_TASK DESCRIPTION_
List each line holding the string "JSON".

## begin

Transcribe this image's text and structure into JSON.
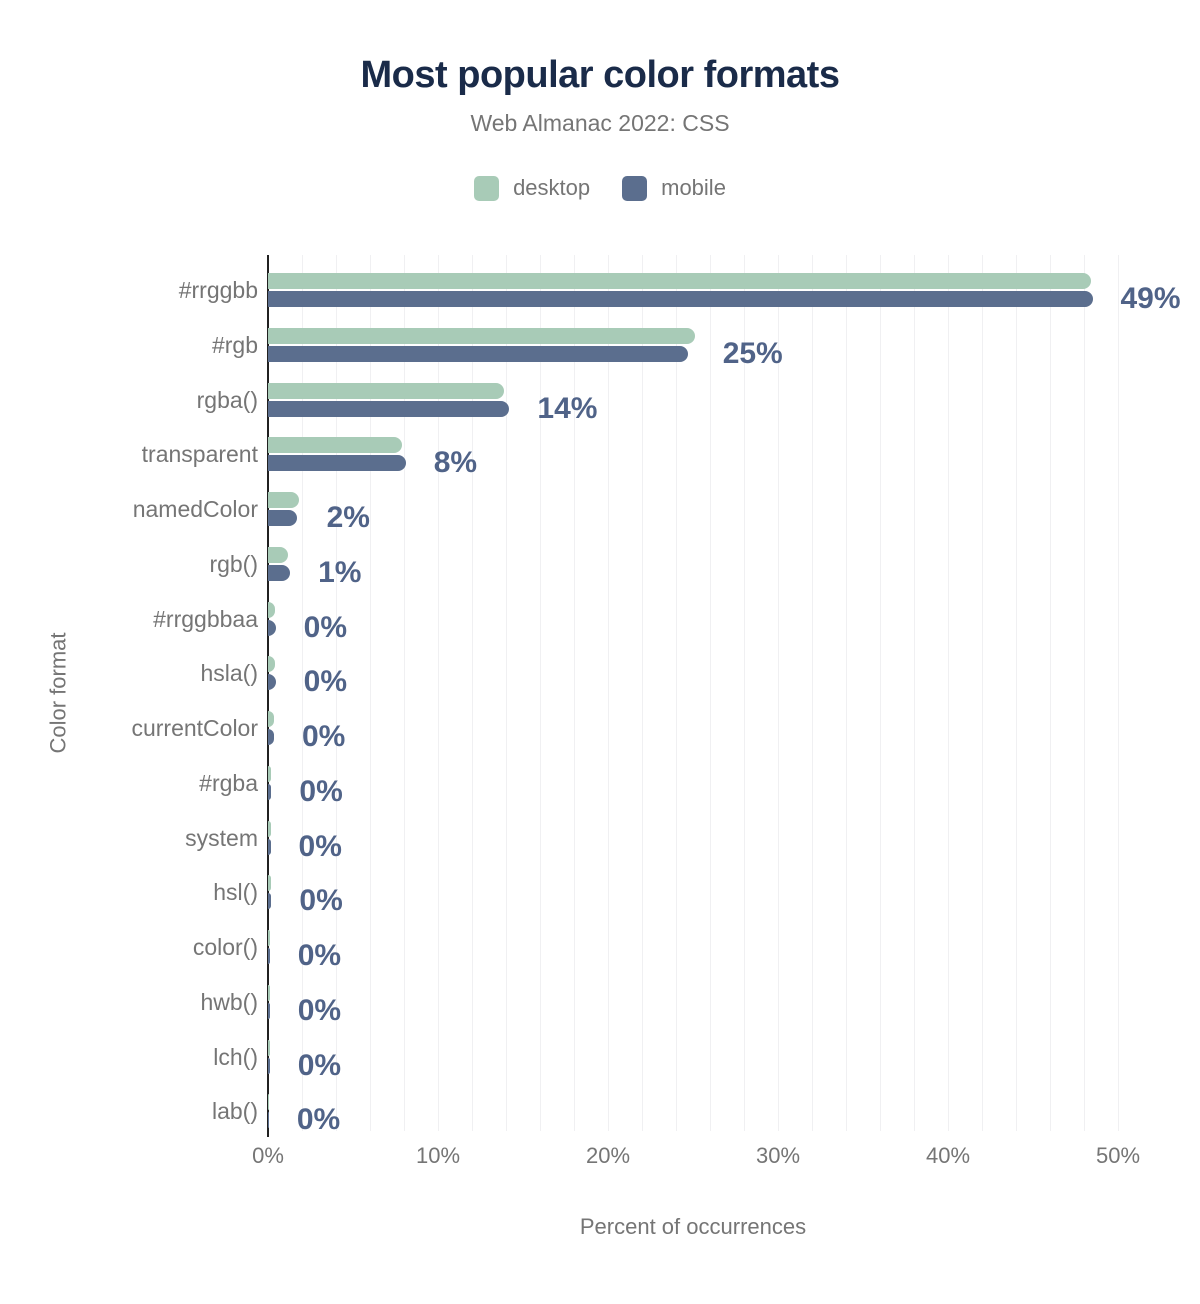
{
  "chart_data": {
    "type": "bar",
    "orientation": "horizontal",
    "title": "Most popular color formats",
    "subtitle": "Web Almanac 2022: CSS",
    "xlabel": "Percent of occurrences",
    "ylabel": "Color format",
    "xlim": [
      0,
      50
    ],
    "x_tick_labels": [
      "0%",
      "10%",
      "20%",
      "30%",
      "40%",
      "50%"
    ],
    "grid": "vertical, every 2%",
    "legend_position": "top",
    "categories": [
      "#rrggbb",
      "#rgb",
      "rgba()",
      "transparent",
      "namedColor",
      "rgb()",
      "#rrggbbaa",
      "hsla()",
      "currentColor",
      "#rgba",
      "system",
      "hsl()",
      "color()",
      "hwb()",
      "lch()",
      "lab()"
    ],
    "series": [
      {
        "name": "desktop",
        "color": "#a8cbb7",
        "values": [
          48.4,
          25.1,
          13.9,
          7.9,
          1.8,
          1.2,
          0.4,
          0.4,
          0.35,
          0.2,
          0.15,
          0.2,
          0.1,
          0.1,
          0.1,
          0.05
        ]
      },
      {
        "name": "mobile",
        "color": "#5b6e8e",
        "values": [
          48.5,
          24.7,
          14.2,
          8.1,
          1.7,
          1.3,
          0.45,
          0.45,
          0.35,
          0.2,
          0.15,
          0.2,
          0.1,
          0.1,
          0.1,
          0.05
        ]
      }
    ],
    "value_labels": [
      "49%",
      "25%",
      "14%",
      "8%",
      "2%",
      "1%",
      "0%",
      "0%",
      "0%",
      "0%",
      "0%",
      "0%",
      "0%",
      "0%",
      "0%",
      "0%"
    ]
  },
  "colors": {
    "title": "#1a2b49",
    "muted_text": "#757575",
    "value_label": "#506388",
    "gridline": "#f0f0f2",
    "axis": "#212121",
    "desktop": "#a8cbb7",
    "mobile": "#5b6e8e"
  }
}
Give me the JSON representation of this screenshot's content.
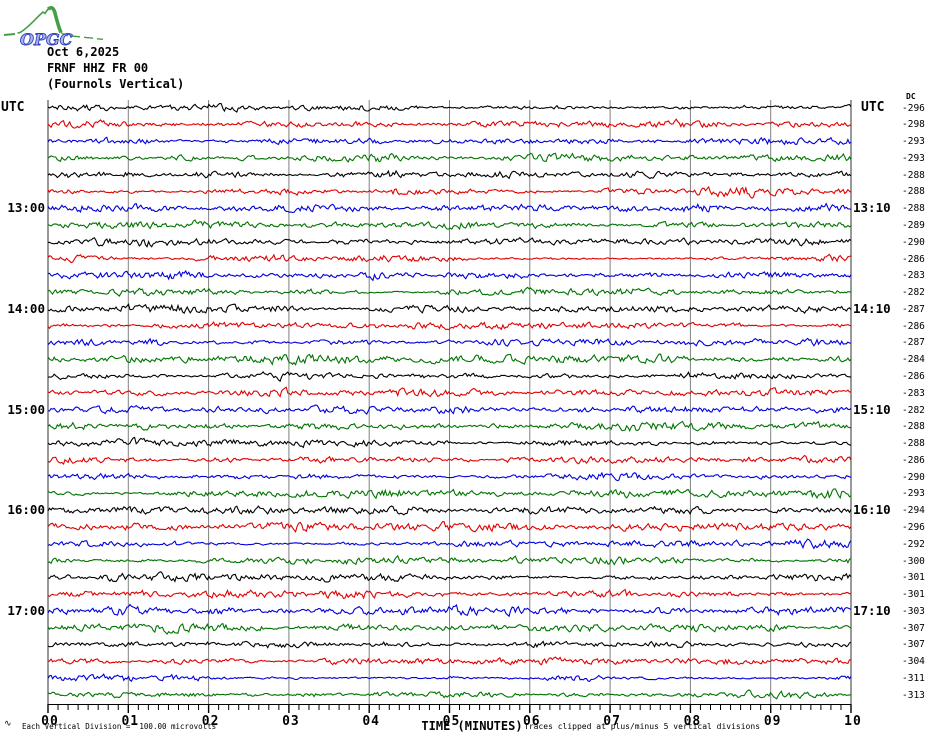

## end

_TASK OUTPUT_
Transcribe this image's text and structure into JSON.
Give me the JSON representation of this screenshot's content.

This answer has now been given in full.